Output verbatim the rows below, starting at the line that contains "- svg-text:2018-09 prior" and ending at the line that contains "- legend: 2010-09", including both of those lines and nothing else.

■ Data provided ■
■ ■ ■
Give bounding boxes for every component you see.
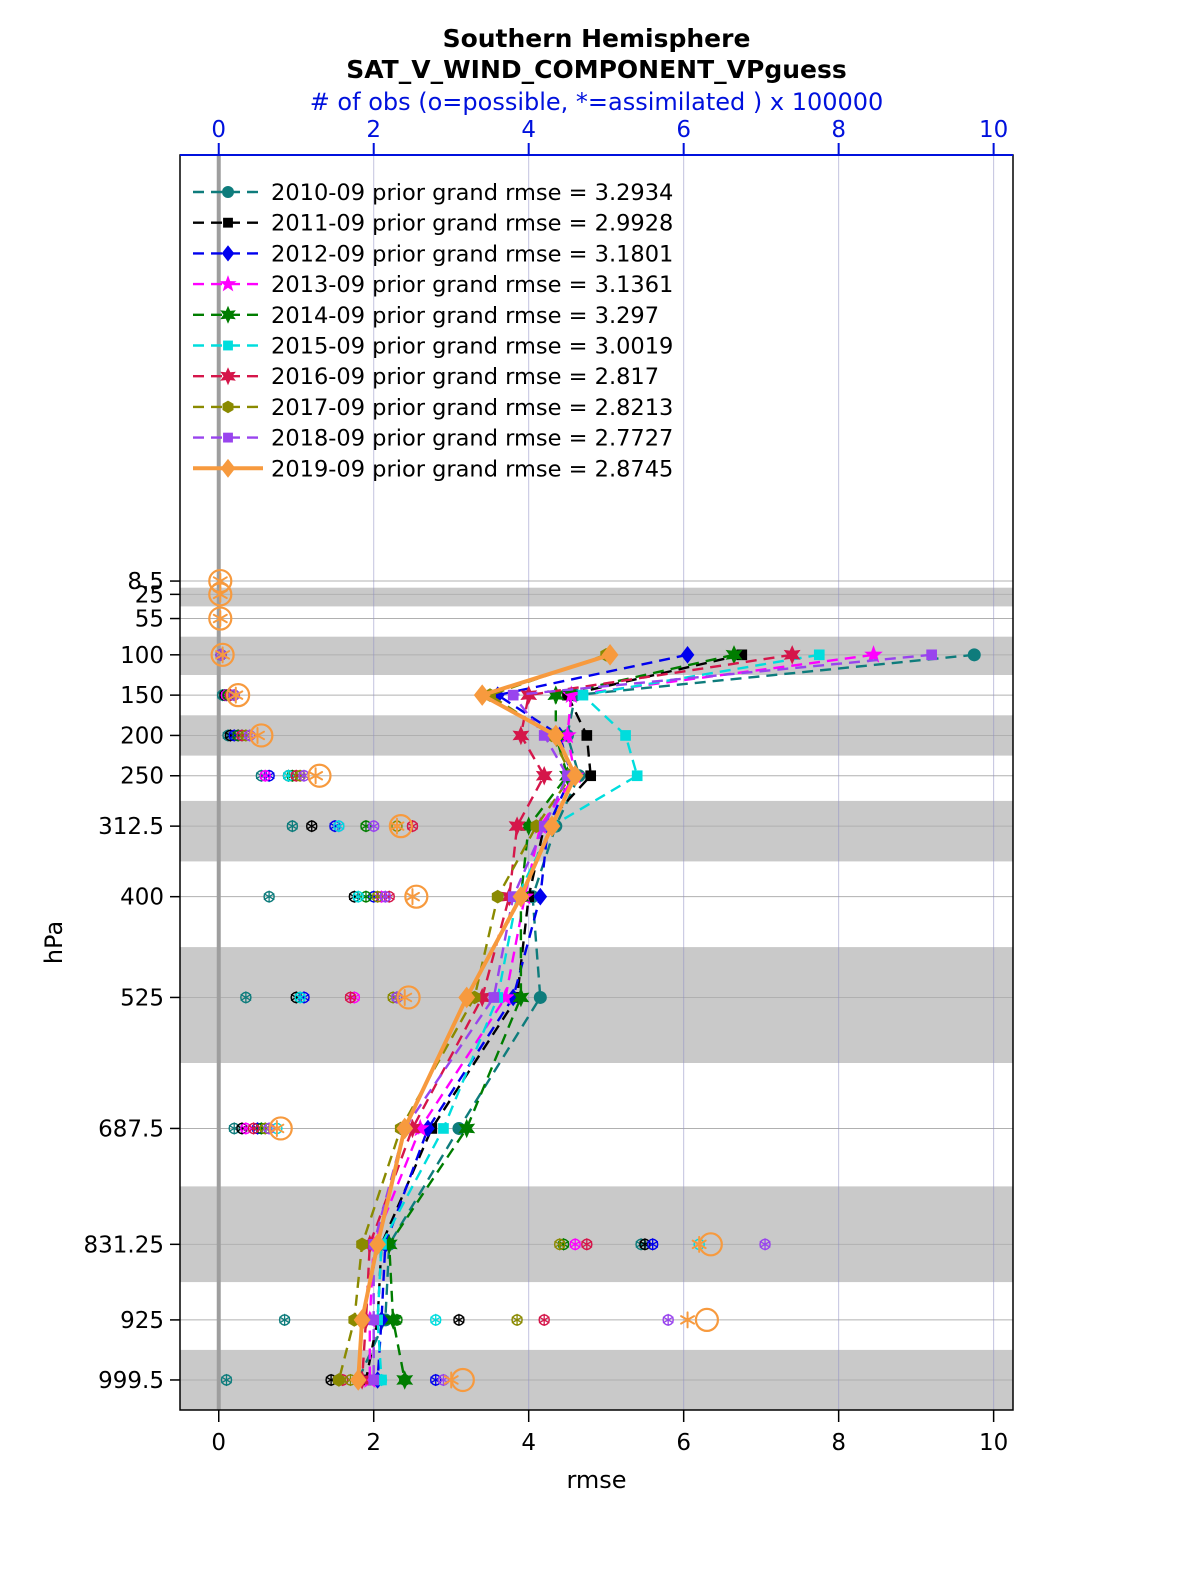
- svg-text:2018-09 prior grand rmse = 2.7: 2018-09 prior grand rmse = 2.7727: [271, 426, 673, 452]
- legend-item-2014-09: 2014-09 prior grand rmse = 3.297: [193, 303, 659, 329]
- svg-text:4: 4: [521, 1430, 536, 1456]
- svg-text:6: 6: [676, 117, 691, 143]
- legend: 2010-09 prior grand rmse = 3.2934 2011-09…: [193, 180, 673, 482]
- top-axis-label: # of obs (o=possible, *=assimilated ) x …: [309, 88, 884, 116]
- svg-text:831.25: 831.25: [84, 1232, 164, 1258]
- svg-text:10: 10: [979, 117, 1008, 143]
- legend-item-2017-09: 2017-09 prior grand rmse = 2.8213: [193, 395, 673, 421]
- svg-text:2016-09 prior grand rmse = 2.8: 2016-09 prior grand rmse = 2.817: [271, 364, 659, 390]
- chart-subtitle: SAT_V_WIND_COMPONENT_VPguess: [346, 55, 847, 84]
- legend-item-2012-09: 2012-09 prior grand rmse = 3.1801: [193, 241, 673, 267]
- svg-text:8: 8: [831, 117, 846, 143]
- svg-text:999.5: 999.5: [98, 1368, 164, 1394]
- svg-text:0: 0: [211, 117, 226, 143]
- svg-text:2011-09 prior grand rmse = 2.9: 2011-09 prior grand rmse = 2.9928: [271, 211, 673, 237]
- legend-item-2011-09: 2011-09 prior grand rmse = 2.9928: [193, 211, 673, 237]
- svg-text:4: 4: [521, 117, 536, 143]
- svg-text:2015-09 prior grand rmse = 3.0: 2015-09 prior grand rmse = 3.0019: [271, 334, 673, 360]
- svg-text:250: 250: [120, 764, 164, 790]
- svg-text:2010-09 prior grand rmse = 3.2: 2010-09 prior grand rmse = 3.2934: [271, 180, 673, 206]
- svg-text:150: 150: [120, 683, 164, 709]
- svg-text:2: 2: [366, 117, 381, 143]
- series-line-2019-09: [349, 644, 619, 1391]
- svg-text:55: 55: [135, 607, 164, 633]
- x-axis-ticks: 0 2 4 6 8 10: [211, 1410, 1008, 1456]
- svg-text:2017-09 prior grand rmse = 2.8: 2017-09 prior grand rmse = 2.8213: [271, 395, 673, 421]
- axis-labels: rmse hPa: [40, 921, 627, 1494]
- svg-text:687.5: 687.5: [98, 1116, 164, 1142]
- svg-text:2012-09 prior grand rmse = 3.1: 2012-09 prior grand rmse = 3.1801: [271, 241, 673, 267]
- svg-text:200: 200: [120, 723, 164, 749]
- svg-text:925: 925: [120, 1308, 164, 1334]
- y-axis-label: hPa: [40, 921, 68, 964]
- grid-lines: [180, 155, 1013, 1410]
- svg-text:25: 25: [135, 582, 164, 608]
- svg-text:2: 2: [366, 1430, 381, 1456]
- x-axis-label: rmse: [566, 1466, 626, 1494]
- svg-text:6: 6: [676, 1430, 691, 1456]
- svg-text:2014-09 prior grand rmse = 3.2: 2014-09 prior grand rmse = 3.297: [271, 303, 659, 329]
- svg-text:2019-09 prior grand rmse = 2.8: 2019-09 prior grand rmse = 2.8745: [271, 456, 673, 482]
- chart-title: Southern Hemisphere: [442, 24, 751, 53]
- legend-item-2015-09: 2015-09 prior grand rmse = 3.0019: [193, 334, 673, 360]
- legend-item-2016-09: 2016-09 prior grand rmse = 2.817: [193, 364, 659, 390]
- svg-text:10: 10: [979, 1430, 1008, 1456]
- svg-text:312.5: 312.5: [98, 814, 164, 840]
- legend-item-2013-09: 2013-09 prior grand rmse = 3.1361: [193, 272, 673, 298]
- legend-item-2018-09: 2018-09 prior grand rmse = 2.7727: [193, 426, 673, 452]
- svg-text:400: 400: [120, 885, 164, 911]
- svg-text:8.5: 8.5: [127, 569, 164, 595]
- legend-item-2010-09: 2010-09 prior grand rmse = 3.2934: [193, 180, 673, 206]
- obs-markers-2019-09: [208, 568, 723, 1393]
- svg-text:2013-09 prior grand rmse = 3.1: 2013-09 prior grand rmse = 3.1361: [271, 272, 673, 298]
- legend-item-2019-09: 2019-09 prior grand rmse = 2.8745: [193, 456, 673, 482]
- svg-text:8: 8: [831, 1430, 846, 1456]
- svg-text:525: 525: [120, 985, 164, 1011]
- top-axis-ticks: 0 2 4 6 8 10: [211, 117, 1008, 155]
- axes: [179, 154, 1014, 1411]
- svg-text:0: 0: [211, 1430, 226, 1456]
- svg-text:100: 100: [120, 643, 164, 669]
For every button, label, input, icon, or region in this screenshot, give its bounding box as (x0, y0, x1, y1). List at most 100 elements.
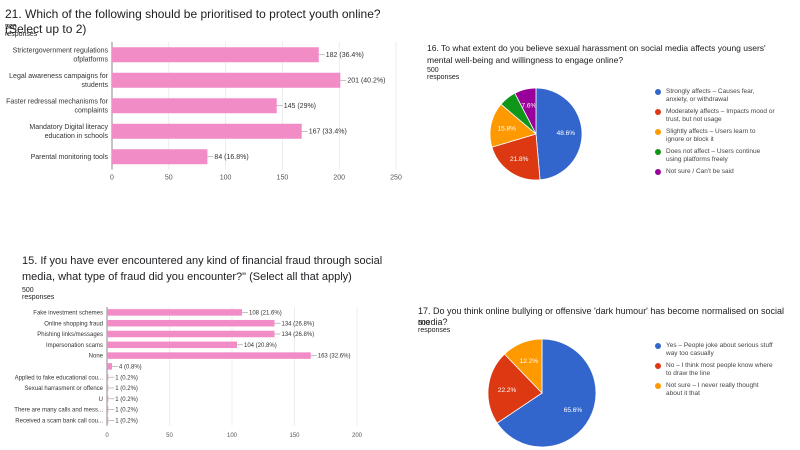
x-tick-label: 0 (105, 433, 109, 439)
category-label: Impersonation scams (46, 343, 103, 349)
bar (107, 395, 109, 403)
legend-label: Yes – People joke about serious stuff wa… (666, 342, 773, 357)
category-label-line: None (89, 354, 104, 360)
q17-responses: 500 responses (418, 320, 451, 334)
category-label-line: Sexual harrasment or offence (24, 386, 103, 392)
value-label: 84 (16.8%) (214, 154, 248, 161)
value-label: 145 (29%) (284, 103, 316, 110)
q15-title: 15. If you have ever encountered any kin… (22, 255, 383, 283)
bar (112, 72, 341, 88)
category-label-line: Fake investment schemes (33, 311, 103, 317)
category-label-line: Online shopping fraud (44, 321, 103, 327)
x-tick-label: 150 (277, 175, 289, 182)
pie-slice (491, 133, 541, 181)
q21-title: 21. Which of the following should be pri… (5, 7, 381, 36)
value-label: 134 (26.8%) (282, 332, 315, 338)
value-label: 1 (0.2%) (115, 408, 138, 414)
q17-title: 17. Do you think online bullying or offe… (418, 306, 784, 327)
q16-legend: Strongly affects – Causes fear, anxiety,… (655, 88, 775, 180)
category-label-line: Faster redressal mechanisms for (6, 99, 109, 106)
legend-swatch (655, 89, 661, 95)
value-label: 182 (36.4%) (326, 52, 364, 59)
legend-item: Strongly affects – Causes fear, anxiety,… (655, 88, 775, 104)
x-tick-label: 50 (166, 433, 173, 439)
pie-slice (489, 103, 537, 148)
category-label-line: Impersonation scams (46, 343, 103, 349)
q15-bar-chart: 0 50 100 150 200 Fake investment schemes 108 (… (14, 307, 363, 439)
slice-label: 21.8% (510, 156, 529, 163)
q17-pie-chart: 65.6% 22.2% 12.2% (487, 338, 597, 448)
pie-slice (487, 353, 543, 424)
legend-swatch (655, 109, 661, 115)
legend-item: No – I think most people know where to d… (655, 362, 775, 378)
x-tick-label: 50 (165, 175, 173, 182)
category-label-line: complaints (75, 108, 109, 115)
category-label-line: ofplatforms (73, 57, 108, 64)
bar (107, 309, 242, 316)
category-label: Sexual harrasment or offence (24, 386, 103, 392)
bar (107, 406, 109, 413)
category-label-line: Parental monitoring tools (31, 154, 109, 161)
value-label: 201 (40.2%) (347, 78, 385, 85)
legend-label: No – I think most people know where to d… (666, 362, 773, 377)
x-tick-label: 150 (289, 433, 300, 439)
category-label-line: students (82, 82, 109, 89)
q21-responses: 500 responses (5, 24, 38, 38)
category-label-line: Strictergovernment regulations (13, 48, 109, 55)
legend-item: Moderately affects – Impacts mood or tru… (655, 108, 775, 124)
slice-label: 48.6% (557, 130, 576, 137)
bar (112, 123, 302, 139)
category-label-line: Received a scam bank call cou... (15, 419, 103, 425)
legend-label: Strongly affects – Causes fear, anxiety,… (666, 88, 755, 103)
bar (112, 47, 319, 63)
category-label: Fake investment schemes (33, 311, 103, 317)
q16-title: 16. To what extent do you believe sexual… (427, 43, 766, 65)
category-label: Applied to fake educational cou... (15, 375, 104, 381)
category-label-line: Phishing links/messages (37, 332, 103, 338)
q15-responses: 500 responses (22, 287, 55, 301)
x-tick-label: 100 (220, 175, 232, 182)
value-label: 1 (0.2%) (115, 375, 138, 381)
pie-slice (496, 338, 597, 448)
slice-label: 65.6% (564, 407, 583, 414)
bar (107, 384, 109, 392)
bar (107, 363, 112, 370)
bar (112, 98, 277, 114)
pie-slice (503, 338, 543, 394)
slice-label: 12.2% (520, 358, 539, 365)
legend-item: Slightly affects – Users learn to ignore… (655, 128, 775, 144)
value-label: 1 (0.2%) (115, 397, 138, 403)
slice-label: 7.6% (522, 102, 537, 109)
legend-swatch (655, 149, 661, 155)
slice-label: 15.8% (498, 125, 517, 132)
bar (107, 373, 109, 381)
bar (107, 417, 109, 424)
legend-label: Not sure – I never really thought about … (666, 382, 759, 397)
legend-item: Not sure / Can't be said (655, 168, 775, 176)
q16-pie-chart: 48.6% 21.8% 15.8% 7.6% (489, 87, 583, 181)
value-label: 134 (26.8%) (282, 321, 315, 327)
slice-label: 22.2% (498, 387, 517, 394)
category-label: There are many calls and mess... (14, 408, 103, 414)
value-label: 167 (33.4%) (309, 129, 347, 136)
value-label: 163 (32.6%) (318, 354, 351, 360)
pie-slice (514, 87, 537, 135)
x-tick-label: 200 (352, 433, 363, 439)
category-label-line: U (99, 397, 103, 403)
category-label: Received a scam bank call cou... (15, 419, 103, 425)
legend-swatch (655, 169, 661, 175)
q16-responses: 500 responses (427, 67, 460, 81)
legend-label: Moderately affects – Impacts mood or tru… (666, 108, 775, 123)
bar (107, 352, 311, 359)
category-label: None (89, 354, 104, 360)
category-label: U (99, 397, 103, 403)
legend-item: Not sure – I never really thought about … (655, 382, 775, 398)
x-tick-label: 250 (390, 175, 402, 182)
legend-label: Slightly affects – Users learn to ignore… (666, 128, 756, 143)
value-label: 1 (0.2%) (115, 386, 138, 392)
category-label: Faster redressal mechanisms for complaint… (6, 99, 109, 115)
x-tick-label: 200 (333, 175, 345, 182)
category-label-line: Applied to fake educational cou... (15, 375, 104, 381)
q17-legend: Yes – People joke about serious stuff wa… (655, 342, 775, 402)
legend-swatch (655, 363, 661, 369)
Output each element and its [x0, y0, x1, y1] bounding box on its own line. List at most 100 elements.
■ ■ ■
■ Finished task ■
- svg-text:2018-09 prior grand rmse = 2.7: 2018-09 prior grand rmse = 2.7727: [271, 426, 673, 452]
- legend-item-2014-09: 2014-09 prior grand rmse = 3.297: [193, 303, 659, 329]
- svg-text:4: 4: [521, 1430, 536, 1456]
- svg-text:6: 6: [676, 117, 691, 143]
- legend: 2010-09 prior grand rmse = 3.2934 2011-09…: [193, 180, 673, 482]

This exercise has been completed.